Set problem: Retype the lines verbatim, starting with the line containing "scatter-point <box>1280 200 1288 208</box>" and continuing through the line containing "x-axis-label: bedrooms <box>1297".

─── Data for this exercise

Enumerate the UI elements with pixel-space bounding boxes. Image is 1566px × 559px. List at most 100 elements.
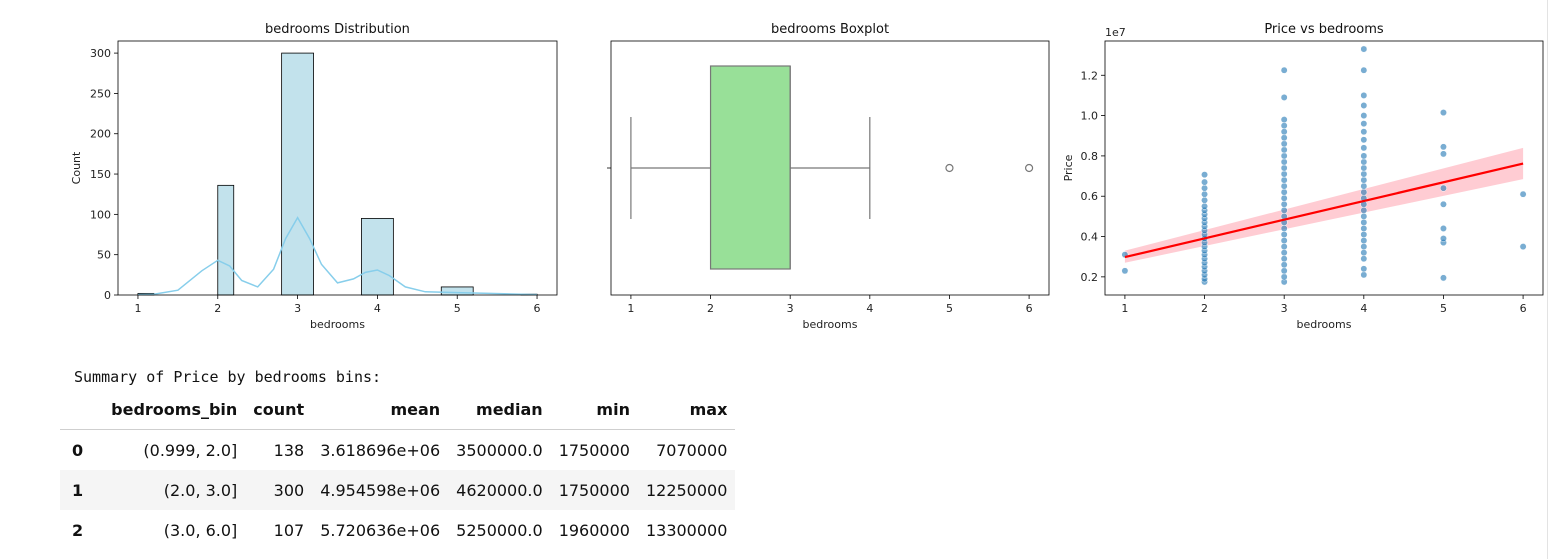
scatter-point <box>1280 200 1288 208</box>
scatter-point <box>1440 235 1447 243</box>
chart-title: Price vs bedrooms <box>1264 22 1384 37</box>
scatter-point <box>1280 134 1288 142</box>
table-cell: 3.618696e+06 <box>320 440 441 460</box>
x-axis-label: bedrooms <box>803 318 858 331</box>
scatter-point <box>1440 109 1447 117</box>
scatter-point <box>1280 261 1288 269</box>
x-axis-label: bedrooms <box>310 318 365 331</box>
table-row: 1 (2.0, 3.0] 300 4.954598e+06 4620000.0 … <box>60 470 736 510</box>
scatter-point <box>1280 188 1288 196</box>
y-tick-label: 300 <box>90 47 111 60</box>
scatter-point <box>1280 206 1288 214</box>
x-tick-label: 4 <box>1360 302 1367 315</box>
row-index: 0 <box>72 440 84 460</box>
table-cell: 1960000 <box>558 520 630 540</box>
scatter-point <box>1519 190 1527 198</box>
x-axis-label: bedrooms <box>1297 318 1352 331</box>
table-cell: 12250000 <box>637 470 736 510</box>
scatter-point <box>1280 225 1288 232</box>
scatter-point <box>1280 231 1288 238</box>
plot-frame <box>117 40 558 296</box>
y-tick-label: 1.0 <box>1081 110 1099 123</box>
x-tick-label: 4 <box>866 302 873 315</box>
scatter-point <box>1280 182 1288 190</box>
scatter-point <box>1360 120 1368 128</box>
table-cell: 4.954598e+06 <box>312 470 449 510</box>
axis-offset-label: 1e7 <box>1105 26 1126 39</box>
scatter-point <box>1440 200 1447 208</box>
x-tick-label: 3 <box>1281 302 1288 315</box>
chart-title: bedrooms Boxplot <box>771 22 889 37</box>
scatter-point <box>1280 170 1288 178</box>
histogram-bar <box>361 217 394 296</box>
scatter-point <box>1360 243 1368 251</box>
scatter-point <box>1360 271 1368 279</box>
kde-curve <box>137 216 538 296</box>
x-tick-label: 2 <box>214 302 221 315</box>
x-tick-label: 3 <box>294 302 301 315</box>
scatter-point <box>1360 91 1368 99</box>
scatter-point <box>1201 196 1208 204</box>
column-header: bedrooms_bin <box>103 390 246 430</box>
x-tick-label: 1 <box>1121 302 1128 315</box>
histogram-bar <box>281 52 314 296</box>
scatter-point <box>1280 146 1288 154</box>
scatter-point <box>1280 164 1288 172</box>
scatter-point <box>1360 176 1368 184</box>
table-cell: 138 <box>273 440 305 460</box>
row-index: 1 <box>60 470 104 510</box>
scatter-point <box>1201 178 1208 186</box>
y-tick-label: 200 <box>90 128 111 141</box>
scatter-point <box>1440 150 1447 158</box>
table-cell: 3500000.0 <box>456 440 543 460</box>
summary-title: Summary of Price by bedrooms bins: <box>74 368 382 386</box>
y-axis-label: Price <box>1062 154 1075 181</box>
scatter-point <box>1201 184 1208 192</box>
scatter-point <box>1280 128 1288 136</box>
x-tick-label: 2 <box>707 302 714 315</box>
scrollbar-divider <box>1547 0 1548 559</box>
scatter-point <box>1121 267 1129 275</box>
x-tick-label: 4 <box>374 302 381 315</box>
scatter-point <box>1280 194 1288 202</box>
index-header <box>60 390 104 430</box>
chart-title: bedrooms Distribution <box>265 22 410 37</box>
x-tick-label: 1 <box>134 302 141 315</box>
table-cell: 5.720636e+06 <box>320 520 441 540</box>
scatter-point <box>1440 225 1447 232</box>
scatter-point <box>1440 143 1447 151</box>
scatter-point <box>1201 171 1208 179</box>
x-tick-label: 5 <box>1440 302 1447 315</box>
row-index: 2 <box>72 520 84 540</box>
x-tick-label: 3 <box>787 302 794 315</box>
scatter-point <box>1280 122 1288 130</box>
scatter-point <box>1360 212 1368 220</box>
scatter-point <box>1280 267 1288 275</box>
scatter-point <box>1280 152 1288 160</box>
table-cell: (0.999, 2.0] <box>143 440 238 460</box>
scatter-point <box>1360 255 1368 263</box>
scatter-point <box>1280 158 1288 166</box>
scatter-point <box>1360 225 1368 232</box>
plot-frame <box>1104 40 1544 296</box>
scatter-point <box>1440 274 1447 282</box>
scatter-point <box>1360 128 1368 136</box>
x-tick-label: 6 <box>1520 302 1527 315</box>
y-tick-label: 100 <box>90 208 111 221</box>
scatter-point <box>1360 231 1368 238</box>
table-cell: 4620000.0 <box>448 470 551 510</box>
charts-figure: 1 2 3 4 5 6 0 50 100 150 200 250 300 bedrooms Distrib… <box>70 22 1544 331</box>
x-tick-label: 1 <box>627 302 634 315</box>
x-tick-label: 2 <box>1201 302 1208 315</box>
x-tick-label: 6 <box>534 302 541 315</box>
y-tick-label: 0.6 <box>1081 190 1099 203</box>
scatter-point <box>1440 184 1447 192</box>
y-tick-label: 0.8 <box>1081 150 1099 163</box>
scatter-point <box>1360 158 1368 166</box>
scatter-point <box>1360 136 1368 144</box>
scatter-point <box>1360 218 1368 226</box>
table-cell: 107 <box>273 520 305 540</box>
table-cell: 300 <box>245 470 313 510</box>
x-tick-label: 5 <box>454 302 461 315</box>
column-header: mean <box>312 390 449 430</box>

──────

Exercise output:
scatter-point <box>1280 200 1288 208</box>
scatter-point <box>1440 235 1447 243</box>
chart-title: Price vs bedrooms <box>1264 22 1384 37</box>
scatter-point <box>1280 134 1288 142</box>
table-cell: 3.618696e+06 <box>320 440 441 460</box>
x-axis-label: bedrooms <box>803 318 858 331</box>
scatter-point <box>1440 109 1447 117</box>
scatter-point <box>1280 261 1288 269</box>
x-axis-label: bedrooms <box>310 318 365 331</box>
table-row: 1 (2.0, 3.0] 300 4.954598e+06 4620000.0 … <box>60 470 736 510</box>
scatter-point <box>1280 188 1288 196</box>
y-tick-label: 300 <box>90 47 111 60</box>
scatter-point <box>1280 206 1288 214</box>
x-tick-label: 4 <box>1360 302 1367 315</box>
row-index: 0 <box>72 440 84 460</box>
table-cell: 1960000 <box>558 520 630 540</box>
scatter-point <box>1519 190 1527 198</box>
x-axis-label: bedrooms <box>1297 318 1352 331</box>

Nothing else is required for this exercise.